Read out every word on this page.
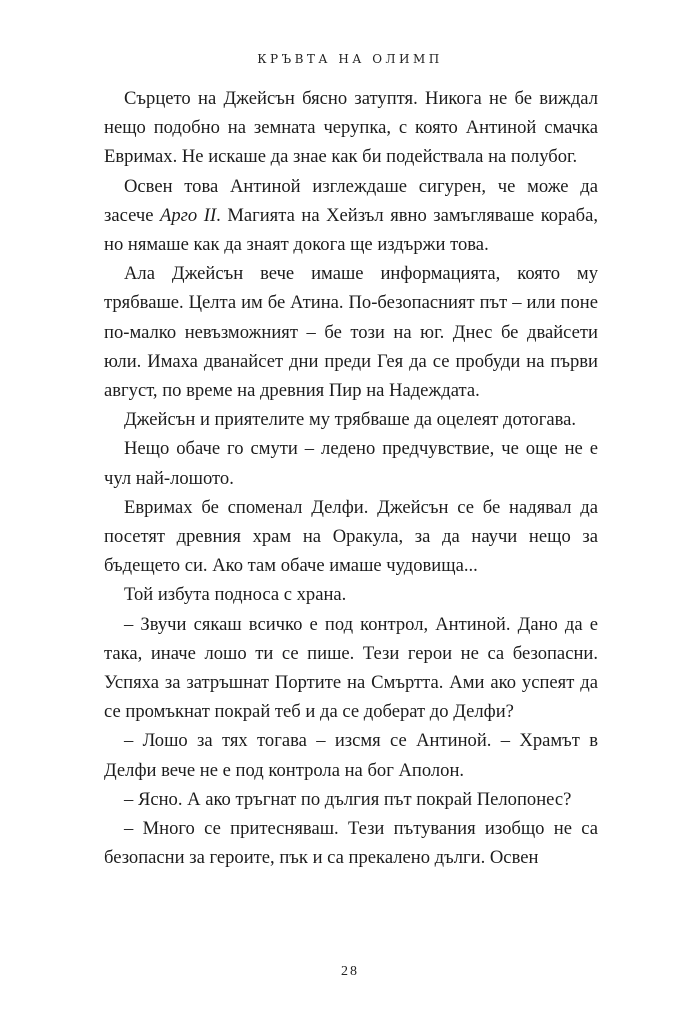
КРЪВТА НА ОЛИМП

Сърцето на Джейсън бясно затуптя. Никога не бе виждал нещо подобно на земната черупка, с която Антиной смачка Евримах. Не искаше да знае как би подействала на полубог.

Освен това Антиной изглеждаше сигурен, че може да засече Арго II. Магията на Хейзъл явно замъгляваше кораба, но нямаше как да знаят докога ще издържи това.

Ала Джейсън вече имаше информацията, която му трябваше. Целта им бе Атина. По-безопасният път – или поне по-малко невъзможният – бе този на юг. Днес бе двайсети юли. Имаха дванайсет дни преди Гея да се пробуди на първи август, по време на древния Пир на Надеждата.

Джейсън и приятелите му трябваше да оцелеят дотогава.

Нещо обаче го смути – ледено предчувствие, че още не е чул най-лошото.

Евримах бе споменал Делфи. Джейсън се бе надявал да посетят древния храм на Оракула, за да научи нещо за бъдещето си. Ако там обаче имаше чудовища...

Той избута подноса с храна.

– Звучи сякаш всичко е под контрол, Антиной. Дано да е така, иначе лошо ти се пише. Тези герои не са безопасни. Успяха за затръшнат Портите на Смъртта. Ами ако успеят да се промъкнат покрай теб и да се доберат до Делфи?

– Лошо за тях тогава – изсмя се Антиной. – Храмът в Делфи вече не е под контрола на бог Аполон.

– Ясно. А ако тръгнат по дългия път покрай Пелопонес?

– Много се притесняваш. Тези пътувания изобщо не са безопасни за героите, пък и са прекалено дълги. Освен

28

========================================

▶ [WRITTEN EXERCISE]: Copy every line of the listing containing the string "Евримах".

▶ [TASK SOLUTION]:
Сърцето на Джейсън бясно затуптя. Никога не бе виждал нещо подобно на земната черупка, с която Антиной смачка Евримах. Не искаше да знае как би подействала на полубог.
Евримах бе споменал Делфи. Джейсън се бе надявал да посетят древния храм на Оракула, за да научи нещо за бъдещето си. Ако там обаче имаше чудовища...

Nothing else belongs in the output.